Do this:
Search the entries below. Return every line that has "参数估计" in it.

Data entries:
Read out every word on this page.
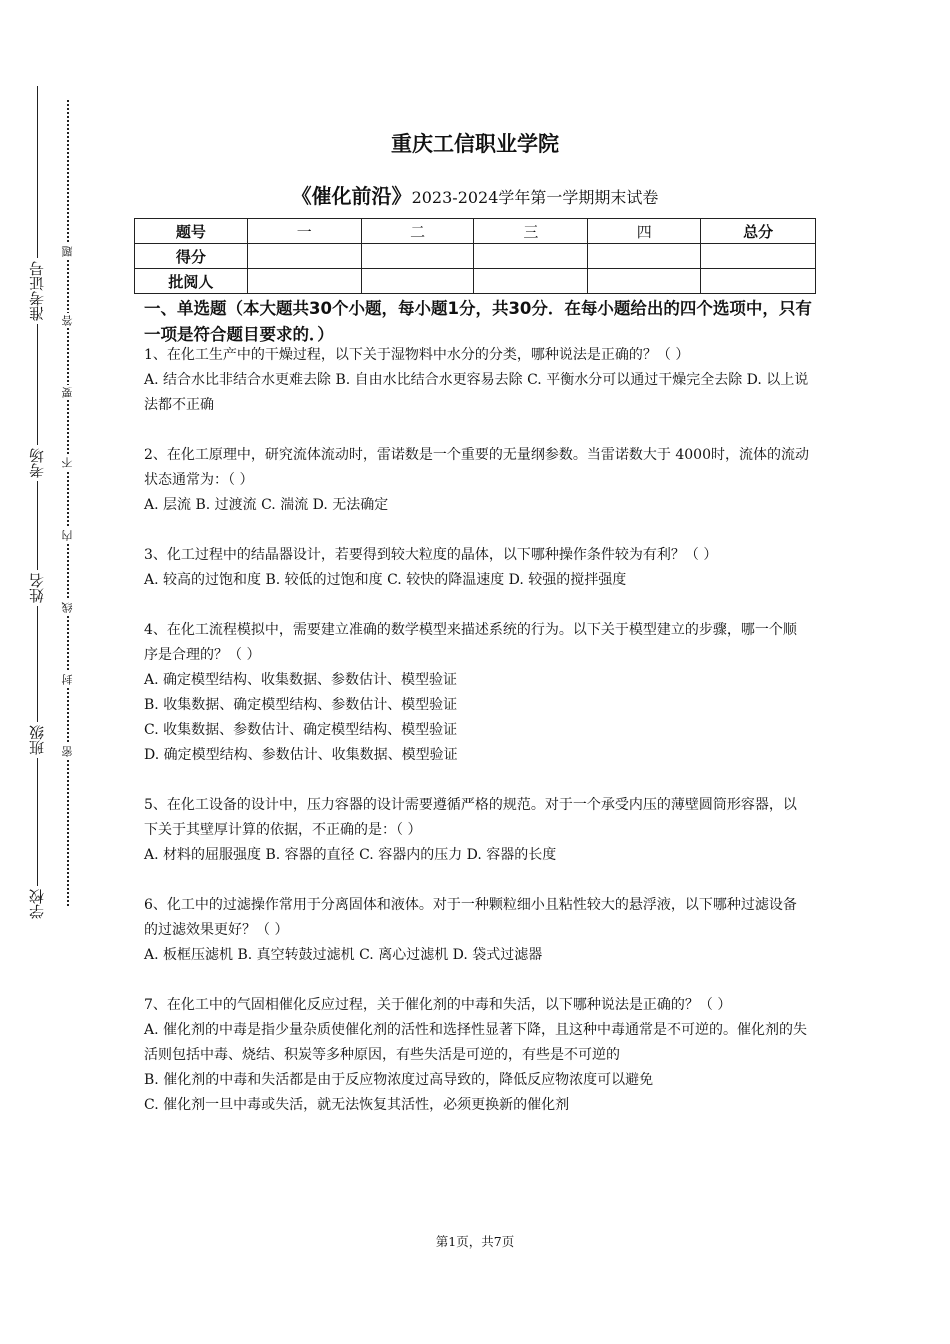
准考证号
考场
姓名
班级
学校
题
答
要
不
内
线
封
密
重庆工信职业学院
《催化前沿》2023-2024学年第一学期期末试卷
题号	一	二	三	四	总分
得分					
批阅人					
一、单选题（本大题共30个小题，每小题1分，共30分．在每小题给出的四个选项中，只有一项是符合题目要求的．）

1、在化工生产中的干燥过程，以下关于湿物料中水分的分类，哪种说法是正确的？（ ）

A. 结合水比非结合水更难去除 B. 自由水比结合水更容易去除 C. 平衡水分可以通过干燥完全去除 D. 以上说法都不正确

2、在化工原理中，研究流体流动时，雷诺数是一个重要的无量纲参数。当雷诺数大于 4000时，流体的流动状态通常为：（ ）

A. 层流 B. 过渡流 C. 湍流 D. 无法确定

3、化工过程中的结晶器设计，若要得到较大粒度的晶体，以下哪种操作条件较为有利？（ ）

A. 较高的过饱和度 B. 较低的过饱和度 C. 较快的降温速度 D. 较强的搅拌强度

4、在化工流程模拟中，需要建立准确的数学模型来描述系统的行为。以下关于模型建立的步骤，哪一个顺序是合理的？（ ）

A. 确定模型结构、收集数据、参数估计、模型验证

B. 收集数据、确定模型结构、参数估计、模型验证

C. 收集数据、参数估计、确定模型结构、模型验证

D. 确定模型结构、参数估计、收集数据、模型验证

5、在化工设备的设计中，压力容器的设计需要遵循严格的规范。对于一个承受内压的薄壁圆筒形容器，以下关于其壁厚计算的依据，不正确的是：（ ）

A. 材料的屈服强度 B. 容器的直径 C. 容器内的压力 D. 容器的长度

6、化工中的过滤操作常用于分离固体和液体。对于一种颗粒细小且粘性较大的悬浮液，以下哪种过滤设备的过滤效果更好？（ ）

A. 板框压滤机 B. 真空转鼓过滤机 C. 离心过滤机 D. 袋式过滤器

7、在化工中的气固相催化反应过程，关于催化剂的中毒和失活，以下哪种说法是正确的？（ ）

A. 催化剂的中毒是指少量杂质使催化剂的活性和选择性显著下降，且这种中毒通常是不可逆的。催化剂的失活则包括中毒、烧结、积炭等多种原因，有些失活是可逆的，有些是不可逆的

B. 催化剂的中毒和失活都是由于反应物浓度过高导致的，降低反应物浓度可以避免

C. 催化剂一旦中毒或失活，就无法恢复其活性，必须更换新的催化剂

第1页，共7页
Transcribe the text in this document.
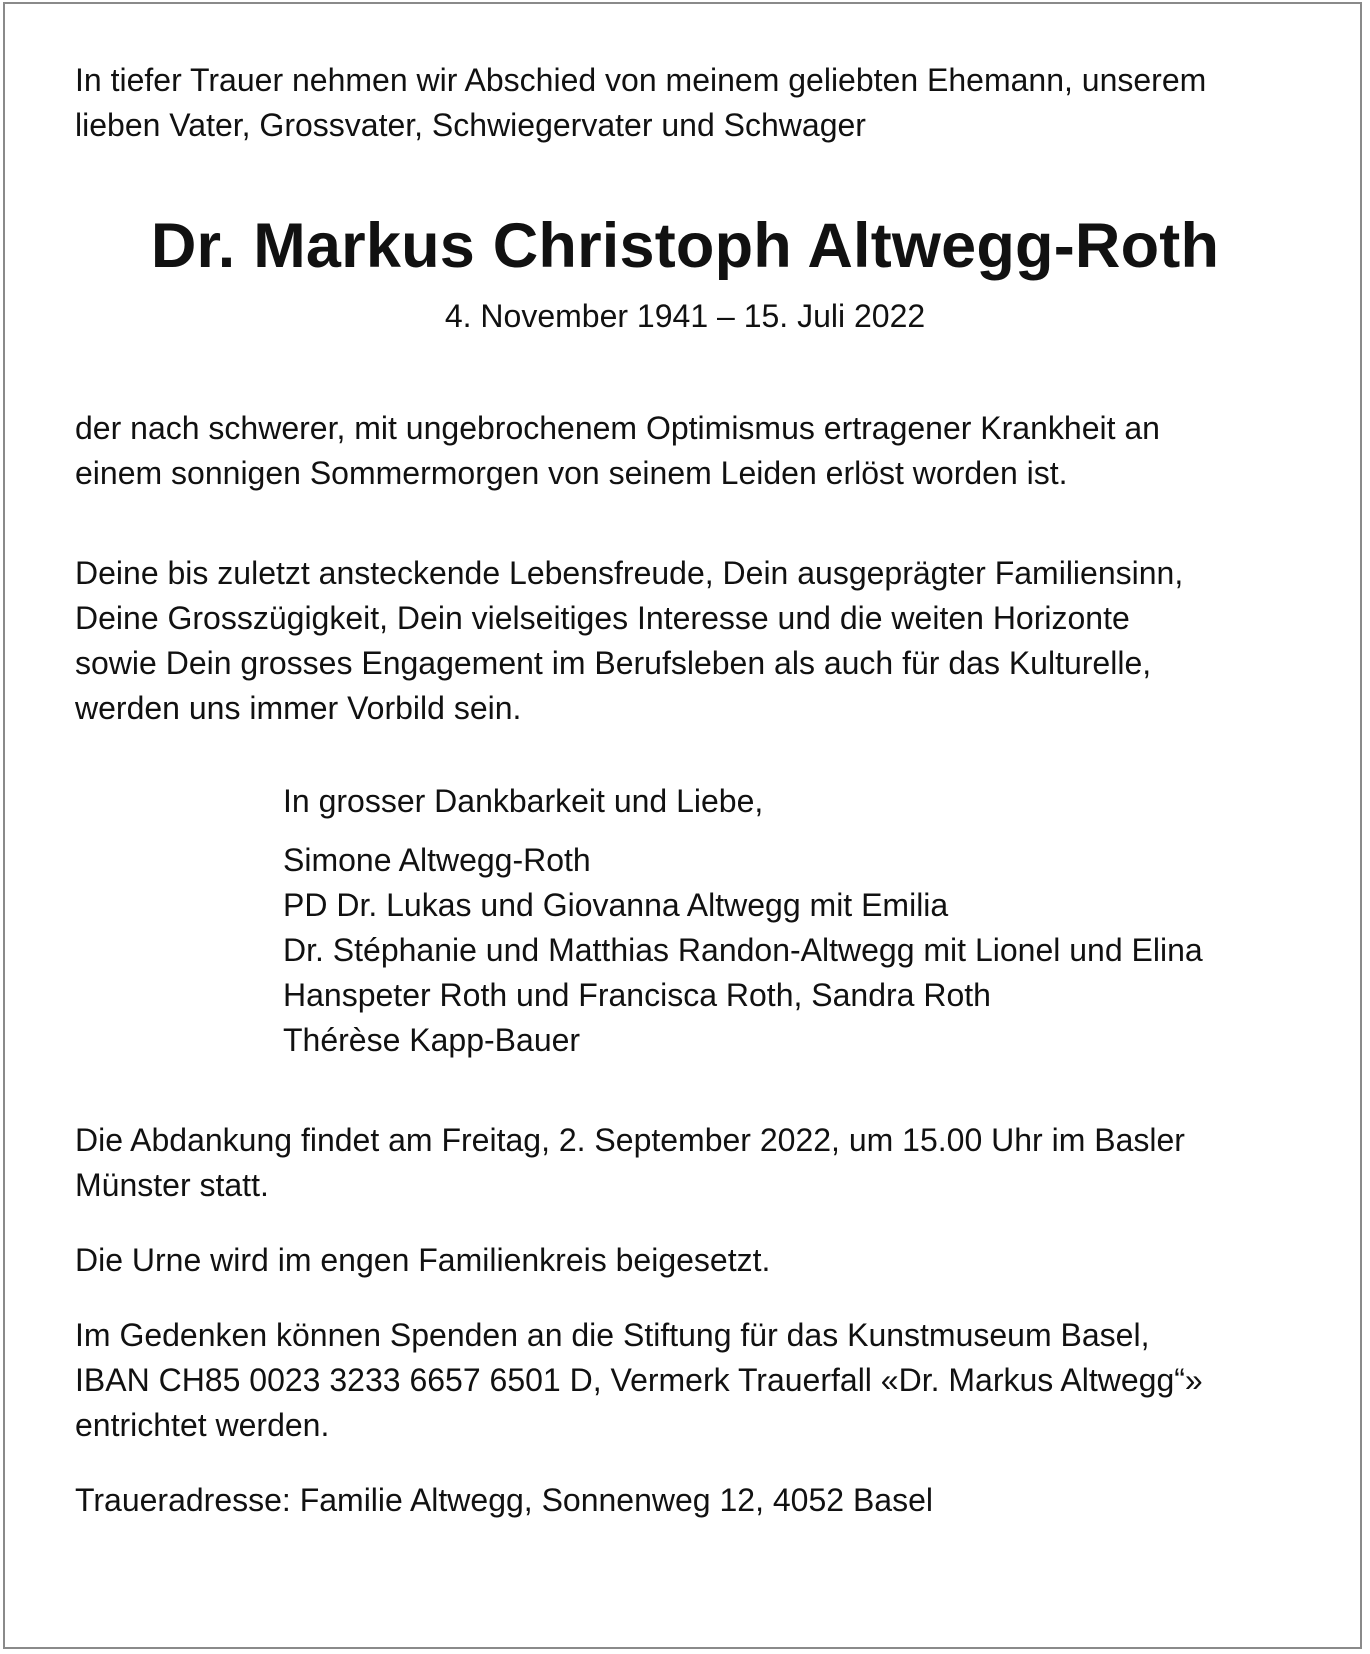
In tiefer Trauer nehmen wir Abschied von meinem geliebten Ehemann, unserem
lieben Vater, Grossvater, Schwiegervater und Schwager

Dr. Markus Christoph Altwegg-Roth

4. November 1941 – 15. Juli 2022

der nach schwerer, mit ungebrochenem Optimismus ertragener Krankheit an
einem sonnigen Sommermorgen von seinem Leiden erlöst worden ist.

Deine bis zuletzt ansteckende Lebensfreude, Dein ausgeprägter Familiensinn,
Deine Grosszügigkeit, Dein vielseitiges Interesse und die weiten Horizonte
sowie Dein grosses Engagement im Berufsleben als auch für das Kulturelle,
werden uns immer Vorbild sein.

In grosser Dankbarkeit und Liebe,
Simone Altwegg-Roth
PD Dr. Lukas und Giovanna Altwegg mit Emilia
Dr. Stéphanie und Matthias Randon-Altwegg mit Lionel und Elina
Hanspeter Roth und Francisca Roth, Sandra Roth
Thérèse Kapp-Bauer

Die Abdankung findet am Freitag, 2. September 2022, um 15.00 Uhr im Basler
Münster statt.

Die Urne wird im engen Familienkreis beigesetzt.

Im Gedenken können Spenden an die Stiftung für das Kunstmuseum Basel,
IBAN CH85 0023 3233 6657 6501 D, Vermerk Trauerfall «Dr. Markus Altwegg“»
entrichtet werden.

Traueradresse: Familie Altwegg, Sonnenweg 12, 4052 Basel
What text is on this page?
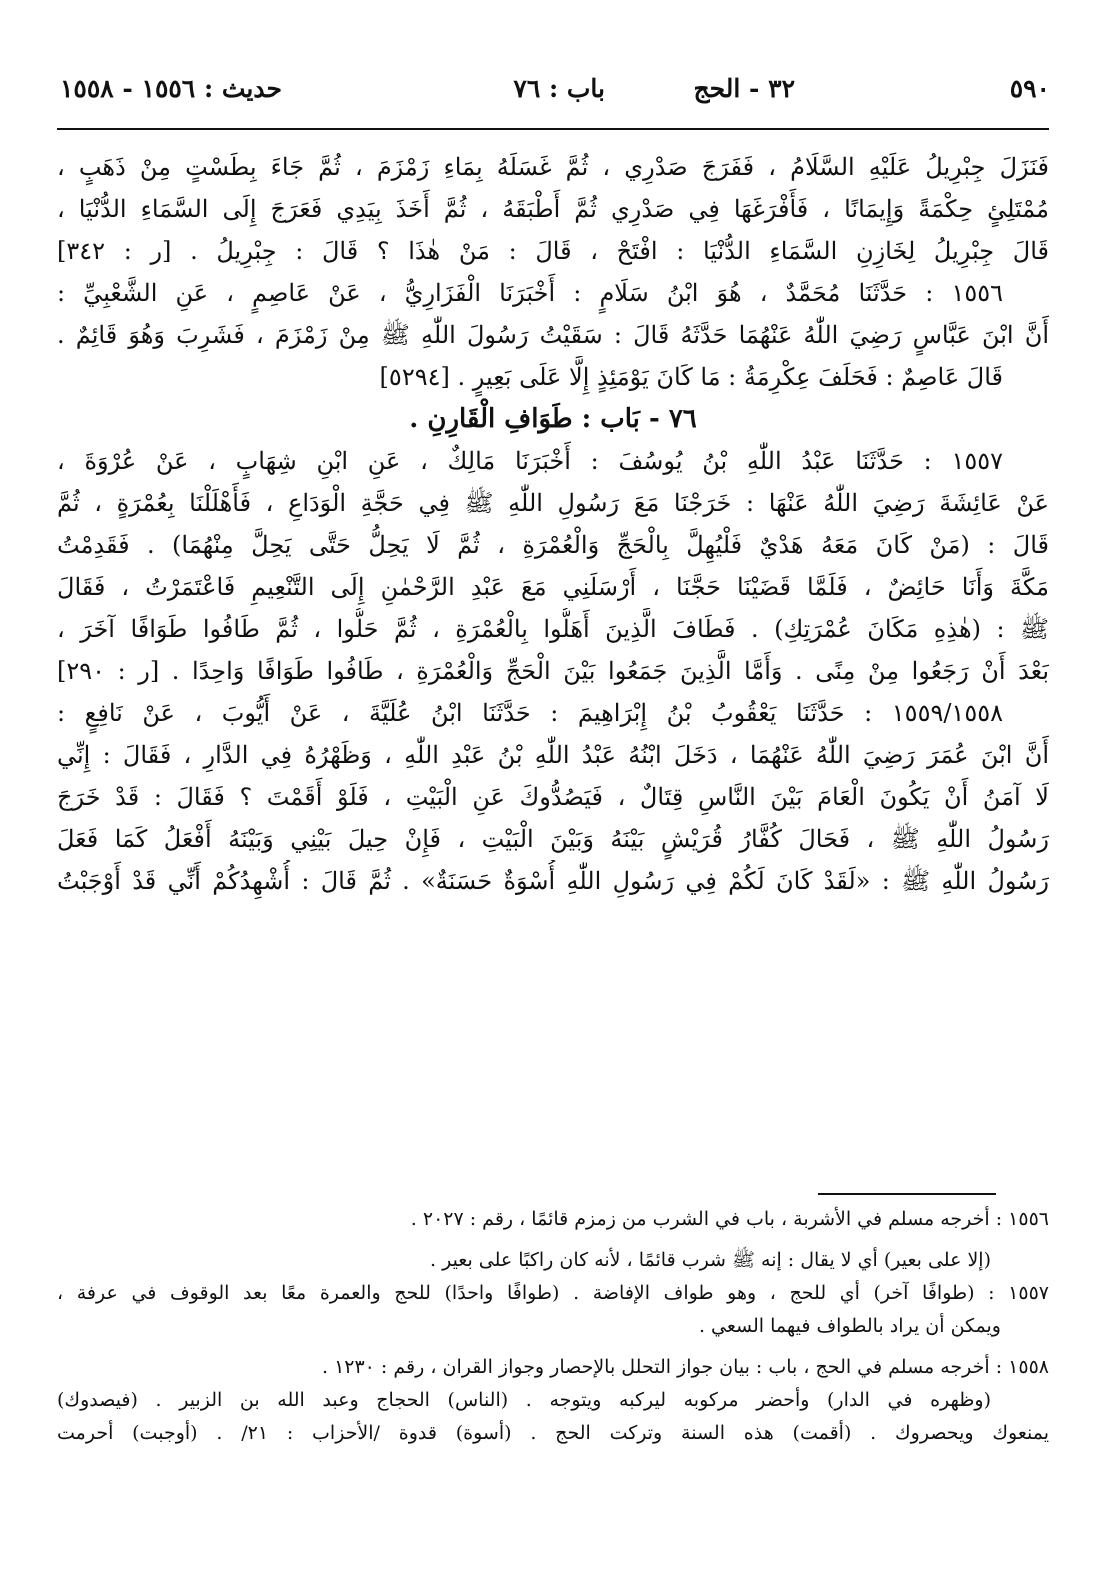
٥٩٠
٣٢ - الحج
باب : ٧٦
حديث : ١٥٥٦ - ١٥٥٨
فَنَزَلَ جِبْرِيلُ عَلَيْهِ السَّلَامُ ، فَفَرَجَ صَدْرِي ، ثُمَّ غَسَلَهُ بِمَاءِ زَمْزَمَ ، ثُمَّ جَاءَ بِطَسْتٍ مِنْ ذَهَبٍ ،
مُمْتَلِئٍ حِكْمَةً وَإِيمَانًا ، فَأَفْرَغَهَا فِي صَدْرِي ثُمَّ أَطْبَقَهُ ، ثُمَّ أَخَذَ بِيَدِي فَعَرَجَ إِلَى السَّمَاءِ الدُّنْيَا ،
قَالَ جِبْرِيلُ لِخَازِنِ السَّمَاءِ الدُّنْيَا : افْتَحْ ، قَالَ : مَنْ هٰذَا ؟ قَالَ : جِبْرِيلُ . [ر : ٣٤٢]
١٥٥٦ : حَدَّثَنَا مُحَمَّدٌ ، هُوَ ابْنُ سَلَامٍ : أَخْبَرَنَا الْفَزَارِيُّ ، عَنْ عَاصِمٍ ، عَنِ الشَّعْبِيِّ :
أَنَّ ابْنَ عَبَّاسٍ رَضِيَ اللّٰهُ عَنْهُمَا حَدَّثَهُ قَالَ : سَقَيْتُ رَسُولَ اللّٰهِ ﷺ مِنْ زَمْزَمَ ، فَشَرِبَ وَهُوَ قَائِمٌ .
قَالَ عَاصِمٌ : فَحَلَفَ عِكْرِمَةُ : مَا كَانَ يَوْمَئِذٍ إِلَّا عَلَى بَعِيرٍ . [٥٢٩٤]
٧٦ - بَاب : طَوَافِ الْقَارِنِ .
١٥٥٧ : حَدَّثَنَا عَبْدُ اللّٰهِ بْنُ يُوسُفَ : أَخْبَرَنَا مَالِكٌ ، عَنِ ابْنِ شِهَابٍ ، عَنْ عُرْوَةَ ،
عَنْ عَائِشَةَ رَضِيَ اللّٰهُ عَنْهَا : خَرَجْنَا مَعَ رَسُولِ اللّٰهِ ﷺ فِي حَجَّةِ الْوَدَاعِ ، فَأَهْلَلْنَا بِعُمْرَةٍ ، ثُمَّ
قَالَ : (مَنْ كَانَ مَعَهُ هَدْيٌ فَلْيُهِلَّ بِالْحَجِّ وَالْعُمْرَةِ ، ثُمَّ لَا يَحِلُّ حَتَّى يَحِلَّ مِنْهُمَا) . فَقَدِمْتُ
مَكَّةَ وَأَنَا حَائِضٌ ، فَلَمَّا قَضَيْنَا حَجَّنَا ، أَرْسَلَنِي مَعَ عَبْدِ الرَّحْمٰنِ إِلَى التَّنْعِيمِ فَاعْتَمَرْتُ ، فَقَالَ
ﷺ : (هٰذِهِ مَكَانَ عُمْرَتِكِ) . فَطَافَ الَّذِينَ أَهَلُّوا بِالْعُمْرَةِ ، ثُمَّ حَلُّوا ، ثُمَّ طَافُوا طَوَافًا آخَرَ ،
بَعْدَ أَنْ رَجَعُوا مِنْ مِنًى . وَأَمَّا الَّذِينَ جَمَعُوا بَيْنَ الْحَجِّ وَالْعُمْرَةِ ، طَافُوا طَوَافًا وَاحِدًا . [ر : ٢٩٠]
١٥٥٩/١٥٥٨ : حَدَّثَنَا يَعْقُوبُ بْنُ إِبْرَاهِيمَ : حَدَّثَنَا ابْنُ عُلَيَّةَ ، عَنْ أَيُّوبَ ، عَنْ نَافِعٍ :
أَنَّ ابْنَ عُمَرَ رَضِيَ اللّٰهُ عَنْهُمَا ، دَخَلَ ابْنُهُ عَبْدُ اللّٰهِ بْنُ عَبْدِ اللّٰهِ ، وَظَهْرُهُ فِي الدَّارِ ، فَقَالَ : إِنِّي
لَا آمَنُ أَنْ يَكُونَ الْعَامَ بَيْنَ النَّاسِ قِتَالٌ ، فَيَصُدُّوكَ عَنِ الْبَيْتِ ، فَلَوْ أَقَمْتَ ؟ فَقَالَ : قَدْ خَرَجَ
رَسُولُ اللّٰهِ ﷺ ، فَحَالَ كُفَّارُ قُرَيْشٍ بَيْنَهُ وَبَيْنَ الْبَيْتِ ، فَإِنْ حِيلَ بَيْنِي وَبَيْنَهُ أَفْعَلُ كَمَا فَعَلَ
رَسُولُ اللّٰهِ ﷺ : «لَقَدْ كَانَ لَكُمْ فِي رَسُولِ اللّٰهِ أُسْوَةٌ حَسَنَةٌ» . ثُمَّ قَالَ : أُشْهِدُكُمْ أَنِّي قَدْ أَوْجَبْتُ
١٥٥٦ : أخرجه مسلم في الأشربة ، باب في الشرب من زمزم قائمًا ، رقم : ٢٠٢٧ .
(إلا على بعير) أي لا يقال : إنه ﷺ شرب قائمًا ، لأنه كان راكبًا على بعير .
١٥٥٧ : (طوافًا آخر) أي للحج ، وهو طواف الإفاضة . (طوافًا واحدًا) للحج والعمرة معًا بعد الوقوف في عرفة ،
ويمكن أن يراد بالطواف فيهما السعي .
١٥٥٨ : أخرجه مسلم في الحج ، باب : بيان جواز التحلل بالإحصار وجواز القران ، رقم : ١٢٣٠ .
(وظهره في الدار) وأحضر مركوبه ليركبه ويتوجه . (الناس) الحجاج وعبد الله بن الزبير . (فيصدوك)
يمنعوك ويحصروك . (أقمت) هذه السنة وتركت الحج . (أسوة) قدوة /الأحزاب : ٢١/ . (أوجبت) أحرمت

Exercise result:
A. 确定模型结构、收集数据、参数估计、模型验证
B. 收集数据、确定模型结构、参数估计、模型验证
C. 收集数据、参数估计、确定模型结构、模型验证
D. 确定模型结构、参数估计、收集数据、模型验证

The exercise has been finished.